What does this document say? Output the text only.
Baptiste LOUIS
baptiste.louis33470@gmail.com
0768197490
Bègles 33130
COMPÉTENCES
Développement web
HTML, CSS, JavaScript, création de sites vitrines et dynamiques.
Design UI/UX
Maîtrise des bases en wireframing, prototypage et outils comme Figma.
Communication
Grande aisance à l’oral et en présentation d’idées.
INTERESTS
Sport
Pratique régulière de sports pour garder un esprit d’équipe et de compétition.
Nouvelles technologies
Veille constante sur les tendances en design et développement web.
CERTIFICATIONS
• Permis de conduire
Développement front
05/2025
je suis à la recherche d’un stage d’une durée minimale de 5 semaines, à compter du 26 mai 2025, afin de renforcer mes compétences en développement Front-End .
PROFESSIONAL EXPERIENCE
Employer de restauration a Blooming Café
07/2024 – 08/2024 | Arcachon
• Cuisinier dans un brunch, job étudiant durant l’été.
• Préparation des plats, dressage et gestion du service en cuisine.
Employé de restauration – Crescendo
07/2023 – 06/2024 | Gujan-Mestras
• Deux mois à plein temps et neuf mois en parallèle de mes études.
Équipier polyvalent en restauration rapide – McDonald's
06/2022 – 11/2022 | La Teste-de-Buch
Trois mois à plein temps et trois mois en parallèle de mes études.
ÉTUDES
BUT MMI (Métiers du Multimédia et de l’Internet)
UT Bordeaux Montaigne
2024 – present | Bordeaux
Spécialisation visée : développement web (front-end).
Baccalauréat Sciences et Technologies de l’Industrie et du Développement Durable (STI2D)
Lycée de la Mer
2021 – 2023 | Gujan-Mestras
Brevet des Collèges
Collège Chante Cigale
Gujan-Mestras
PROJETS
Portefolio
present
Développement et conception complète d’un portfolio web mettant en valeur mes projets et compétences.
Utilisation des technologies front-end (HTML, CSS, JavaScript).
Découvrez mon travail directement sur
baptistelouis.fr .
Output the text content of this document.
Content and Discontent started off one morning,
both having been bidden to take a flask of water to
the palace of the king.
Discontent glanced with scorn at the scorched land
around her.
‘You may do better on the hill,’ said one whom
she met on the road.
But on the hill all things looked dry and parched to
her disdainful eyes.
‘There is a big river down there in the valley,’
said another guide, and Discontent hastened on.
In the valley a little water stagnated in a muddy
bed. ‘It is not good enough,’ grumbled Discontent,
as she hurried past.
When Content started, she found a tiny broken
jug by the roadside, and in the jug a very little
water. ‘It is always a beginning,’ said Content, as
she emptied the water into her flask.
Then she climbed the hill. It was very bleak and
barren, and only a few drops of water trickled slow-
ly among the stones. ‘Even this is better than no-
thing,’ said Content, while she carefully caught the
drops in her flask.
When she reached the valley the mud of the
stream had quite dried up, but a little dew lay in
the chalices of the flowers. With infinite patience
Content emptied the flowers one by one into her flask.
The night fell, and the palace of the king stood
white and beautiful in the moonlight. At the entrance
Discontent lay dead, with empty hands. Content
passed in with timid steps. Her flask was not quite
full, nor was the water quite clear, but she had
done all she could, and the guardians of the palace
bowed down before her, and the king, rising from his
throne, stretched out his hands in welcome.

************

Requirement
Write out every record verbatim.

Exercise result
What does this document say? Output the text only.
Baptiste LOUIS
baptiste.louis33470@gmail.com
0768197490
Bègles 33130
COMPÉTENCES
Développement web
HTML, CSS, JavaScript, création de sites vitrines et dynamiques.
Design UI/UX
Maîtrise des bases en wireframing, prototypage et outils comme Figma.
Communication
Grande aisance à l’oral et en présentation d’idées.
INTERESTS
Sport
Pratique régulière de sports pour garder un esprit d’équipe et de compétition.
Nouvelles technologies
Veille constante sur les tendances en design et développement web.
CERTIFICATIONS
• Permis de conduire
Développement front
05/2025
je suis à la recherche d’un stage d’une durée minimale de 5 semaines, à compter du 26 mai 2025, afin de renforcer mes compétences en développement Front-End .
PROFESSIONAL EXPERIENCE
Employer de restauration a Blooming Café
07/2024 – 08/2024 | Arcachon
• Cuisinier dans un brunch, job étudiant durant l’été.
• Préparation des plats, dressage et gestion du service en cuisine.
Employé de restauration – Crescendo
07/2023 – 06/2024 | Gujan-Mestras
• Deux mois à plein temps et neuf mois en parallèle de mes études.
Équipier polyvalent en restauration rapide – McDonald's
06/2022 – 11/2022 | La Teste-de-Buch
Trois mois à plein temps et trois mois en parallèle de mes études.
ÉTUDES
BUT MMI (Métiers du Multimédia et de l’Internet)
UT Bordeaux Montaigne
2024 – present | Bordeaux
Spécialisation visée : développement web (front-end).
Baccalauréat Sciences et Technologies de l’Industrie et du Développement Durable (STI2D)
Lycée de la Mer
2021 – 2023 | Gujan-Mestras
Brevet des Collèges
Collège Chante Cigale
Gujan-Mestras
PROJETS
Portefolio
present
Développement et conception complète d’un portfolio web mettant en valeur mes projets et compétences.
Utilisation des technologies front-end (HTML, CSS, JavaScript).
Découvrez mon travail directement sur
baptistelouis.fr .
Output the text content of this document.
Content and Discontent started off one morning,
both having been bidden to take a flask of water to
the palace of the king.
Discontent glanced with scorn at the scorched land
around her.
‘You may do better on the hill,’ said one whom
she met on the road.
But on the hill all things looked dry and parched to
her disdainful eyes.
‘There is a big river down there in the valley,’
said another guide, and Discontent hastened on.
In the valley a little water stagnated in a muddy
bed. ‘It is not good enough,’ grumbled Discontent,
as she hurried past.
When Content started, she found a tiny broken
jug by the roadside, and in the jug a very little
water. ‘It is always a beginning,’ said Content, as
she emptied the water into her flask.
Then she climbed the hill. It was very bleak and
barren, and only a few drops of water trickled slow-
ly among the stones. ‘Even this is better than no-
thing,’ said Content, while she carefully caught the
drops in her flask.
When she reached the valley the mud of the
stream had quite dried up, but a little dew lay in
the chalices of the flowers. With infinite patience
Content emptied the flowers one by one into her flask.
The night fell, and the palace of the king stood
white and beautiful in the moonlight. At the entrance
Discontent lay dead, with empty hands. Content
passed in with timid steps. Her flask was not quite
full, nor was the water quite clear, but she had
done all she could, and the guardians of the palace
bowed down before her, and the king, rising from his
throne, stretched out his hands in welcome.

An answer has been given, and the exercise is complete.